Return the records exactly as they are.

□ □ □

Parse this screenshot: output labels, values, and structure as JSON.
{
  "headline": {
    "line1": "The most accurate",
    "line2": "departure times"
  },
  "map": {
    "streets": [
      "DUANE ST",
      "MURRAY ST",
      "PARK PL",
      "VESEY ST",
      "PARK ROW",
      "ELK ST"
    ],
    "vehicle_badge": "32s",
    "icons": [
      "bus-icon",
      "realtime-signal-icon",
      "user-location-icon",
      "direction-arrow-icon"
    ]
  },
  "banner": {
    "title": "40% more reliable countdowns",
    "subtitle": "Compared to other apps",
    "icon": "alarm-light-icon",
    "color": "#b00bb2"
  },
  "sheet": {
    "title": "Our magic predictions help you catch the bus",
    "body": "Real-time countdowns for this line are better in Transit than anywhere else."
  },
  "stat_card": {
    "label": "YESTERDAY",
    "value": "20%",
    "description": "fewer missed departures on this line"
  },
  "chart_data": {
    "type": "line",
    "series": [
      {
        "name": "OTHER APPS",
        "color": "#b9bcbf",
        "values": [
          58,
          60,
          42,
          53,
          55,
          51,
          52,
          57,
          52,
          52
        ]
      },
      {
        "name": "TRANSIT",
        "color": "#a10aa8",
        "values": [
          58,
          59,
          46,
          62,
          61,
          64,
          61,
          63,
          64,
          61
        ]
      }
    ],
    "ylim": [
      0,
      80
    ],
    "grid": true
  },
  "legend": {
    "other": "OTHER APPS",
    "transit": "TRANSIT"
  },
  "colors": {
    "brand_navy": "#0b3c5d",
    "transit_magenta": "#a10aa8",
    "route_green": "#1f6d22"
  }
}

□ □ □

--- Final answer ---
Parse this screenshot: output labels, values, and structure as JSON.
{
  "headline": {
    "line1": "The most accurate",
    "line2": "departure times"
  },
  "map": {
    "streets": [
      "DUANE ST",
      "MURRAY ST",
      "PARK PL",
      "VESEY ST",
      "PARK ROW",
      "ELK ST"
    ],
    "vehicle_badge": "32s",
    "icons": [
      "bus-icon",
      "realtime-signal-icon",
      "user-location-icon",
      "direction-arrow-icon"
    ]
  },
  "banner": {
    "title": "40% more reliable countdowns",
    "subtitle": "Compared to other apps",
    "icon": "alarm-light-icon",
    "color": "#b00bb2"
  },
  "sheet": {
    "title": "Our magic predictions help you catch the bus",
    "body": "Real-time countdowns for this line are better in Transit than anywhere else."
  },
  "stat_card": {
    "label": "YESTERDAY",
    "value": "20%",
    "description": "fewer missed departures on this line"
  },
  "chart_data": {
    "type": "line",
    "series": [
      {
        "name": "OTHER APPS",
        "color": "#b9bcbf",
        "values": [
          58,
          60,
          42,
          53,
          55,
          51,
          52,
          57,
          52,
          52
        ]
      },
      {
        "name": "TRANSIT",
        "color": "#a10aa8",
        "values": [
          58,
          59,
          46,
          62,
          61,
          64,
          61,
          63,
          64,
          61
        ]
      }
    ],
    "ylim": [
      0,
      80
    ],
    "grid": true
  },
  "legend": {
    "other": "OTHER APPS",
    "transit": "TRANSIT"
  },
  "colors": {
    "brand_navy": "#0b3c5d",
    "transit_magenta": "#a10aa8",
    "route_green": "#1f6d22"
  }
}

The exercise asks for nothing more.